Requirement A:
The passage on emotional intelligence in business is followed by some rows. List every activity that the passage says solving typical business problems requires.
Requirement B:
Continue the passage on emotional intelligence in business that comes before the rows, picking up after its final sentence.

Excerpt to read:
*** Block opens ***
Perhaps you would imagine that IQ would be more important in business. In general, thinking fast and coming up with unique solutions to tough problems seems to be aided by having a high IQ. But really, consider most business problems such as needing to develop an effective marketing campaign or figuring out how to distribute a product given a power outage at a key plant. Solving problems such as these does not typically require a PhD in Rocket Science. Instead, it requires motivating people, getting the right information out of the right people, building alignment, and communicating in ways that resonate with those that have to go forward and execute a plan. The importance of emotional intelligence in business really can’t be understated.

What Are Some Emotional Intelligence Examples In Business?

Here are a list of skills and activities that can be impacted by emotional intelligence. They include some brief commentary on how to use emotional intelligence to become better at performing the skill or doing the activity. Emotional intelligence examples in business are really not that difficult to start including in your own role.
*** Block closes ***
Extracted information:
*** Block opens ***
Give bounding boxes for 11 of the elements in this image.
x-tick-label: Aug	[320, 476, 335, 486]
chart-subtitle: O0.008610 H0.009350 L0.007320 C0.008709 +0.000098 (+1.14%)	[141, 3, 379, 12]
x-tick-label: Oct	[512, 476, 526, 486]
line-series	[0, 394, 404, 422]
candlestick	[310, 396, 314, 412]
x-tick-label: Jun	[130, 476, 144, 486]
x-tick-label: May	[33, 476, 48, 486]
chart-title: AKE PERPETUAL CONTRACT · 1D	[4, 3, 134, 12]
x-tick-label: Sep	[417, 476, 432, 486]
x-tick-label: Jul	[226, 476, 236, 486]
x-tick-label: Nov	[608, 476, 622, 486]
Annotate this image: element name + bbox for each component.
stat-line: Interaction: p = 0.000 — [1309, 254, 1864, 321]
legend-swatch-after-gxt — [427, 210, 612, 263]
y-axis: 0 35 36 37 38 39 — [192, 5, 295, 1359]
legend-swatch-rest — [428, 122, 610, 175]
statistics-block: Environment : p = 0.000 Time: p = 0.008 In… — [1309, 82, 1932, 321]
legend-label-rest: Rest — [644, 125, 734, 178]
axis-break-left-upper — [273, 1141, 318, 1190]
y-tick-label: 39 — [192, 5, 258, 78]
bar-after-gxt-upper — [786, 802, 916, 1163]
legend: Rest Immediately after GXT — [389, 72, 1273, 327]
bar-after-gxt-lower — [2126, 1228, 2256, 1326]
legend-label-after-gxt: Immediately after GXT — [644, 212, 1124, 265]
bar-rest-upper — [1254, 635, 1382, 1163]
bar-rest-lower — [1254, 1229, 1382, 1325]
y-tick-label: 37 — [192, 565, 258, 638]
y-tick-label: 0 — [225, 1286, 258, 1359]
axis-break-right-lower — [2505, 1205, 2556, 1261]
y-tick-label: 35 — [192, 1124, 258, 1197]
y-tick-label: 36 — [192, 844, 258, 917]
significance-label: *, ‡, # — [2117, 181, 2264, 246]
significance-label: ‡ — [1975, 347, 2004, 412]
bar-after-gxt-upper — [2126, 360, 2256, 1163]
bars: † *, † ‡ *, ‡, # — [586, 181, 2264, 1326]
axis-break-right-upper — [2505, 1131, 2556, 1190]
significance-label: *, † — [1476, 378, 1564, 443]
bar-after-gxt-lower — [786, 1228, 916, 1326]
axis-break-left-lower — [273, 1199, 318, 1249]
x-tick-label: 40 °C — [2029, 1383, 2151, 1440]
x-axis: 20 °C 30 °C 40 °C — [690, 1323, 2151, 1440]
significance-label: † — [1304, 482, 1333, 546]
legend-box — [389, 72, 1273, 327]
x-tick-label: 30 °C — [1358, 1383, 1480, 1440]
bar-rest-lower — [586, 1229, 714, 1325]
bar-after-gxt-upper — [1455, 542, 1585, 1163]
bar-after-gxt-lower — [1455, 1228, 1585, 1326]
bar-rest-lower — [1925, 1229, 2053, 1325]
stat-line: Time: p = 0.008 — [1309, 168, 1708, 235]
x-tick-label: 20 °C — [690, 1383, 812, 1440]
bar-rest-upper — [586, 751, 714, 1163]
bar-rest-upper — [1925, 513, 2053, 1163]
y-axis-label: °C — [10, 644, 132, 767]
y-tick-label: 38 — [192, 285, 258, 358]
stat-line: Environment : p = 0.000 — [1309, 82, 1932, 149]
*** Block closes ***
Answer A:
- Motivating people
- Getting the right information out of the right people
- Building alignment
- Communicating in ways that resonate with those that have to go forward and execute a plan

Answer B:
  1. Time Management

    • Those who know when they are more or less productive, and monitor themselves accordingly, tend to be more productive.
  2. Presentation Skills

    • Many people get nervous or anxious when it’s time to present. Objectively noting your anxiety can, by itself, help you calm down and deliver a more poised presentation. The emotionally intelligence person is better at managing their anxiety and stress during presentations or during the interview process.
  3. Assertiveness

    • There are times when you need to land a point in a meeting. Some of us are good at making our point known, and others are more reserved. Knowing your natural predisposition, and then changing your approach accordingly is a great example of high emotional intelligence in action.
  4. Empathy

    • This is the ability to understand and share the feelings of another. It’s a core element of emotional intelligence and is relevant in a variety of business situations. Are you negotiating a contract with a customer? Or taking part in an interview? Are you part of a group, trying to get everyone’s opinion incorporating into the final recommendation? In all of these situations and more, being empathetic is critical. To get to the best outcome, it’s almost always helpful to be able to understand the other parties in the situation and what they are feeling, thinking, and being influenced by. The key to building this skill is simple enough; just focus on putting yourself in other’s shoes and trying to understand why they are acting as they are. Do this repeatedly in social and professional situations and you’ll naturally start to get better at it.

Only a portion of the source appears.